======== Task data

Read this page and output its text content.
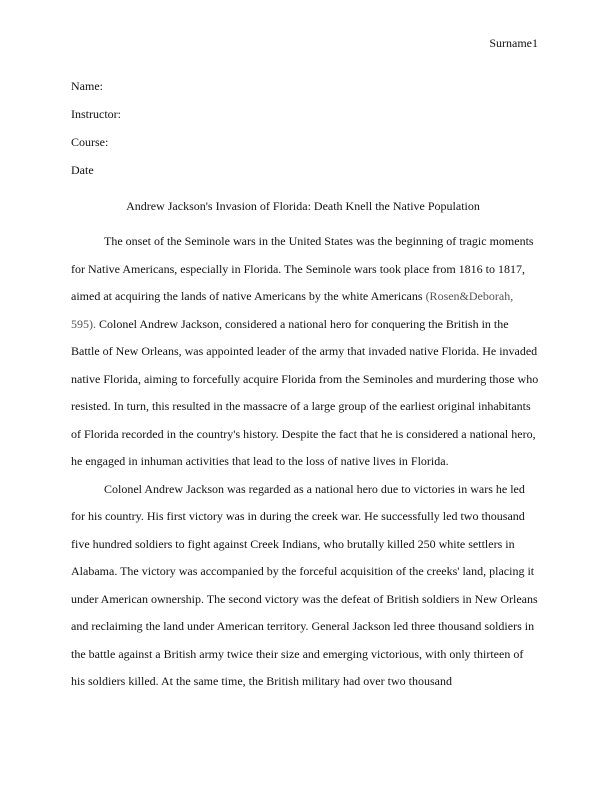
Surname1
Name:
Instructor:
Course:
Date
Andrew Jackson's Invasion of Florida: Death Knell the Native Population
The onset of the Seminole wars in the United States was the beginning of tragic moments
for Native Americans, especially in Florida. The Seminole wars took place from 1816 to 1817,
aimed at acquiring the lands of native Americans by the white Americans (Rosen&Deborah,
595). Colonel Andrew Jackson, considered a national hero for conquering the British in the
Battle of New Orleans, was appointed leader of the army that invaded native Florida. He invaded
native Florida, aiming to forcefully acquire Florida from the Seminoles and murdering those who
resisted. In turn, this resulted in the massacre of a large group of the earliest original inhabitants
of Florida recorded in the country's history. Despite the fact that he is considered a national hero,
he engaged in inhuman activities that lead to the loss of native lives in Florida.
Colonel Andrew Jackson was regarded as a national hero due to victories in wars he led
for his country. His first victory was in during the creek war. He successfully led two thousand
five hundred soldiers to fight against Creek Indians, who brutally killed 250 white settlers in
Alabama. The victory was accompanied by the forceful acquisition of the creeks' land, placing it
under American ownership. The second victory was the defeat of British soldiers in New Orleans
and reclaiming the land under American territory. General Jackson led three thousand soldiers in
the battle against a British army twice their size and emerging victorious, with only thirteen of
his soldiers killed. At the same time, the British military had over two thousand
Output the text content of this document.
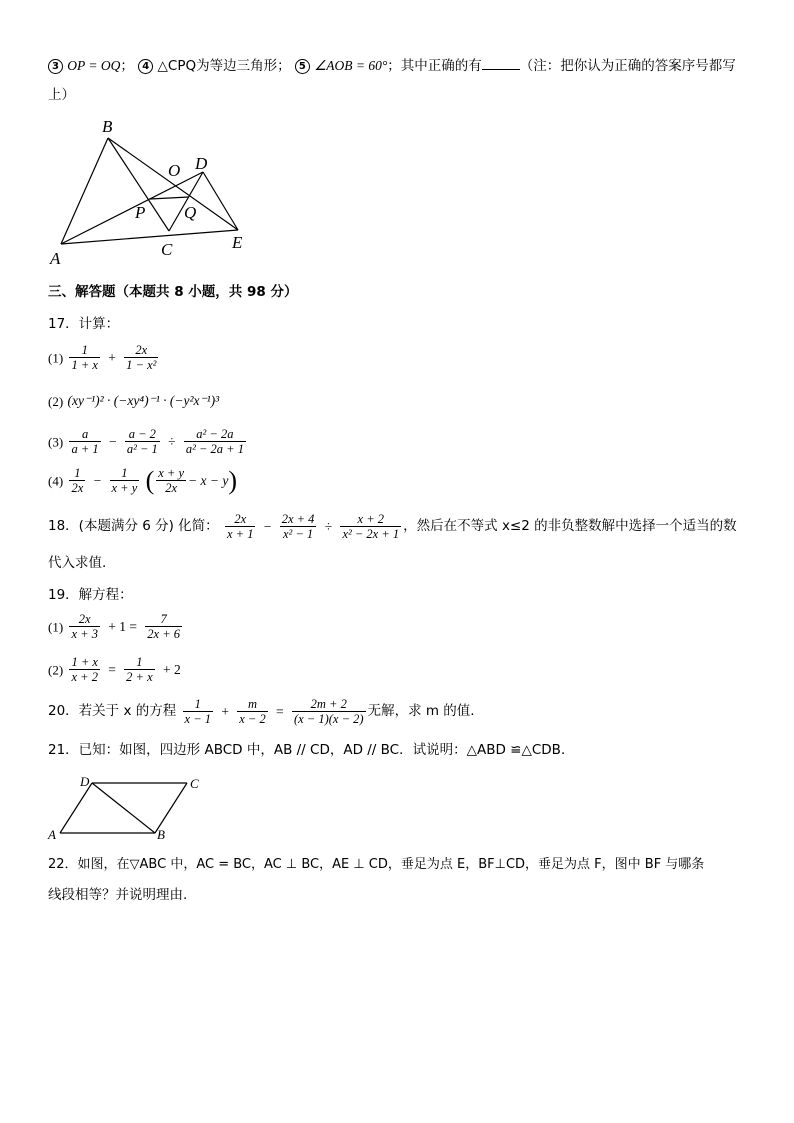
3 OP = OQ； 4 △CPQ为等边三角形； 5 ∠AOB = 60°；其中正确的有	（注：把你认为正确的答案序号都写
上）
B
O D
P Q
A	C	E
三、解答题（本题共 8 小题，共 98 分）
17．计算：
$(1) \frac{1}{1 + x} + \frac{2x}{\text{1 − x²}}$
(2) (xy⁻¹)² · (−xy⁴)⁻¹ · (−y²x⁻¹)³
$(3) \frac{a}{a + 1} - \frac{a - 2}{\text{a² − 1}} \div \frac{\text{a² − 2a}}{\text{a² − 2a + 1}}$
$(4) \frac{1}{2x} - \frac{1}{x + y}$ ( $\frac{x + y}{2x} - x - y$)
18．(本题满分 6 分) 化简： $\frac{2x}{x + 1} - \frac{2x + 4}{\text{x² − 1}} \div \frac{x + 2}{\text{x² − 2x + 1}}$ ，然后在不等式 x≤2 的非负整数解中选择一个适当的数
代入求值.
19．解方程：
$(1) \frac{2x}{x + 3} + 1 = \frac{7}{2x + 6}$
$(2) \frac{1 + x}{x + 2} = \frac{1}{2 + x} + 2$
20．若关于 x 的方程 $\frac{1}{x - 1} + \frac{m}{x - 2} = \frac{2m + 2}{(x - 1)(x - 2)}$ 无解，求 m 的值.
21．已知：如图，四边形 ABCD 中，AB // CD，AD // BC．试说明：△ABD ≌△CDB．
D	C
A	B
22．如图，在▽ABC 中，AC = BC，AC ⊥ BC，AE ⊥ CD，垂足为点 E，BF⊥CD，垂足为点 F，图中 BF 与哪条
线段相等？并说明理由.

================

→ Aim
Gather every line containing the word "hero" and copy it.

→ Solution to the exercise
595). Colonel Andrew Jackson, considered a national hero for conquering the British in the
of Florida recorded in the country's history. Despite the fact that he is considered a national hero,
Colonel Andrew Jackson was regarded as a national hero due to victories in wars he led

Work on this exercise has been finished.